What to produce
Reply with one number: the count of lines in the listing that contain the string "shavings".

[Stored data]
- - - - - - -

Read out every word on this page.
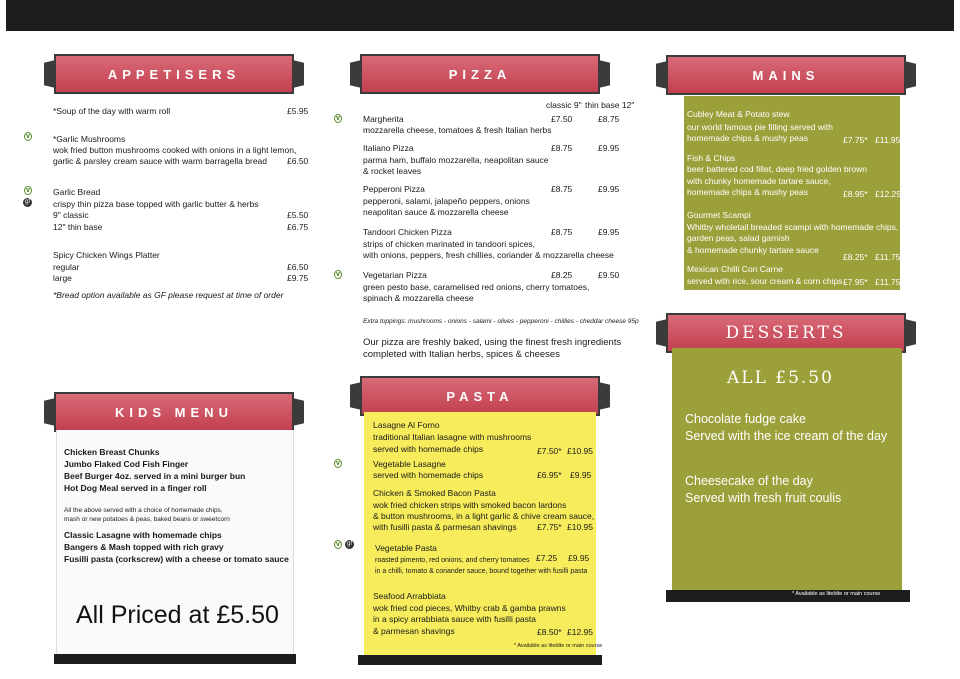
APPETISERS
*Soup of the day with warm roll	£5.95
v	*Garlic Mushrooms
wok fried button mushrooms cooked with onions in a light lemon,
garlic & parsley cream sauce with warm barragella bread £6.50
v
gf
Garlic Bread
crispy thin pizza base topped with garlic butter & herbs
9" classic	£5.50
12" thin base	£6.75
Spicy Chicken Wings Platter
regular	£6.50
large	£9.75
*Bread option available as GF please request at time of order
KIDS MENU
Chicken Breast Chunks
Jumbo Flaked Cod Fish Finger
Beef Burger 4oz. served in a mini burger bun
Hot Dog Meal served in a finger roll
All the above served with a choice of homemade chips,
mash or new potatoes & peas, baked beans or sweetcorn
Classic Lasagne with homemade chips
Bangers & Mash topped with rich gravy
Fusilli pasta (corkscrew) with a cheese or tomato sauce
All Priced at £5.50
PIZZA
classic 9" thin base 12"
v	Margherita
mozzarella cheese, tomatoes & fresh Italian herbs
£7.50	£8.75
Italiano Pizza
parma ham, buffalo mozzarella, neapolitan sauce
& rocket leaves
£8.75	£9.95
Pepperoni Pizza
pepperoni, salami, jalapeño peppers, onions
neapolitan sauce & mozzarella cheese
£8.75	£9.95
Tandoori Chicken Pizza
strips of chicken marinated in tandoori spices,
with onions, peppers, fresh chillies, coriander & mozzarella cheese
£8.75	£9.95
v	Vegetarian Pizza
green pesto base, caramelised red onions, cherry tomatoes,
spinach & mozzarella cheese
£8.25	£9.50
Extra toppings: mushrooms - onions - salami - olives - pepperoni - chillies - cheddar cheese 95p
Our pizza are freshly baked, using the finest fresh ingredients
completed with Italian herbs, spices & cheeses
PASTA
Lasagne Al Forno
traditional Italian lasagne with mushrooms
served with homemade chips	£7.50* £10.95
v	Vegetable Lasagne
served with homemade chips	£6.95* £9.95
Chicken & Smoked Bacon Pasta
wok fried chicken strips with smoked bacon lardons
& button mushrooms, in a light garlic & chive cream sauce,
with fusilli pasta & parmesan shavings £7.75* £10.95
v	gf	Vegetable Pasta
roasted pimento, red onions, and cherry tomatoes
in a chilli, tomato & coriander sauce, bound together with fusilli pasta
£7.25 £9.95
Seafood Arrabbiata
wok fried cod pieces, Whitby crab & gamba prawns
in a spicy arrabbiata sauce with fusilli pasta
& parmesan shavings	£8.50* £12.95
* Available as liteblte or main course
MAINS
Cubley Meat & Potato stew
our world famous pie filling served with
homemade chips & mushy peas	£7.75* £11.95
Fish & Chips
beer battered cod fillet, deep fried golden brown
with chunky homemade tartare sauce,
homemade chips & mushy peas	£8.95* £12.25
Gourmet Scampi
Whitby wholetail breaded scampi with homemade chips,
garden peas, salad garnish
& homemade chunky tartare sauce
£8.25* £11.75
Mexican Chilli Con Carne
served with rice, sour cream & corn chips £7.95* £11.75
DESSERTS
ALL £5.50
Chocolate fudge cake
Served with the ice cream of the day
Cheesecake of the day
Served with fresh fruit coulis
* Available as liteblte or main course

- - - - - - -

Exercise solution
2